_TO DO_: Search the listing below for the string "笔杆子星域" and copy every line where it occurs.

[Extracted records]
___

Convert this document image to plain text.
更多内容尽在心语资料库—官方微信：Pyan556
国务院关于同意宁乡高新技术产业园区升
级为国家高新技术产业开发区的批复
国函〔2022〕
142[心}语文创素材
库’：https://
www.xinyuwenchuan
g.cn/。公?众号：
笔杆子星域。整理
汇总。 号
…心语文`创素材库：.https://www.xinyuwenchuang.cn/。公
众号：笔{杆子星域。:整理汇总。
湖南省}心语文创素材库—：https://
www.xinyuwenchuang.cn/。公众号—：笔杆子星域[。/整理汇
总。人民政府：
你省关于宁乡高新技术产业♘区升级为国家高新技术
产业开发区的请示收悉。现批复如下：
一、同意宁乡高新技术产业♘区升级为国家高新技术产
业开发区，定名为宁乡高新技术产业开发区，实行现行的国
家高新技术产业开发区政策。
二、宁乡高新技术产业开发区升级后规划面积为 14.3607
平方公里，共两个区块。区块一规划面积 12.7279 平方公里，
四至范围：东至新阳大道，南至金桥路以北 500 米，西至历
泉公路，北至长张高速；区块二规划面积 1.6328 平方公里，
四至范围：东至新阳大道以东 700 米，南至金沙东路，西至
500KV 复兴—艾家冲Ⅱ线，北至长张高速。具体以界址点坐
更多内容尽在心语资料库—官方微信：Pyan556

___

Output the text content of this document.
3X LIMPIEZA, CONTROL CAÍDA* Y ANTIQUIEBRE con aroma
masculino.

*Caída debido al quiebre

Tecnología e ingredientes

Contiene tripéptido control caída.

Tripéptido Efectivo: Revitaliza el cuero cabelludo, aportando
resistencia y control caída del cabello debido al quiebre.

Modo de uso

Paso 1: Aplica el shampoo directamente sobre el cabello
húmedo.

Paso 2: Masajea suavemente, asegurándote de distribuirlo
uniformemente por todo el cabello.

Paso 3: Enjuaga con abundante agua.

___

_RESPONSE FOR THIS EXERCISE_:
笔杆子星域。整理
www.xinyuwenchuang.cn/。公众号—：笔杆子星域[。/整理汇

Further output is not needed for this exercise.